■ Task details
Write the listing out again, all of it, word for word.

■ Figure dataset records

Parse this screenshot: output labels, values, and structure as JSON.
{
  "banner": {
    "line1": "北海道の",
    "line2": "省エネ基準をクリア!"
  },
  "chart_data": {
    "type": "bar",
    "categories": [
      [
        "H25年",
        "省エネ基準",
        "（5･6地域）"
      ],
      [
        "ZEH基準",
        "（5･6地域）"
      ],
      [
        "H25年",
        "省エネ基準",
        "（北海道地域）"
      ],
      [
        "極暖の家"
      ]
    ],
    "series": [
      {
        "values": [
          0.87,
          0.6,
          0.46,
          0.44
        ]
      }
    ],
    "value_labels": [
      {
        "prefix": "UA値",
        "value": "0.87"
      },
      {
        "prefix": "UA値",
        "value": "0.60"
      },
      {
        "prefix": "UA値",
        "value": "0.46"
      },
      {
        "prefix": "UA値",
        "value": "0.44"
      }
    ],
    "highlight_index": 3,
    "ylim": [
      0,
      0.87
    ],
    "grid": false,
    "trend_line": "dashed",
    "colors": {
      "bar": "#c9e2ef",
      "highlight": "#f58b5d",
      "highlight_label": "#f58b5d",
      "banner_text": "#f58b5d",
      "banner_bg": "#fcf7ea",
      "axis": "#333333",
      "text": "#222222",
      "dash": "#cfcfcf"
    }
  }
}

■ Correct result
Parse this screenshot: output labels, values, and structure as JSON.
{
  "banner": {
    "line1": "北海道の",
    "line2": "省エネ基準をクリア!"
  },
  "chart_data": {
    "type": "bar",
    "categories": [
      [
        "H25年",
        "省エネ基準",
        "（5･6地域）"
      ],
      [
        "ZEH基準",
        "（5･6地域）"
      ],
      [
        "H25年",
        "省エネ基準",
        "（北海道地域）"
      ],
      [
        "極暖の家"
      ]
    ],
    "series": [
      {
        "values": [
          0.87,
          0.6,
          0.46,
          0.44
        ]
      }
    ],
    "value_labels": [
      {
        "prefix": "UA値",
        "value": "0.87"
      },
      {
        "prefix": "UA値",
        "value": "0.60"
      },
      {
        "prefix": "UA値",
        "value": "0.46"
      },
      {
        "prefix": "UA値",
        "value": "0.44"
      }
    ],
    "highlight_index": 3,
    "ylim": [
      0,
      0.87
    ],
    "grid": false,
    "trend_line": "dashed",
    "colors": {
      "bar": "#c9e2ef",
      "highlight": "#f58b5d",
      "highlight_label": "#f58b5d",
      "banner_text": "#f58b5d",
      "banner_bg": "#fcf7ea",
      "axis": "#333333",
      "text": "#222222",
      "dash": "#cfcfcf"
    }
  }
}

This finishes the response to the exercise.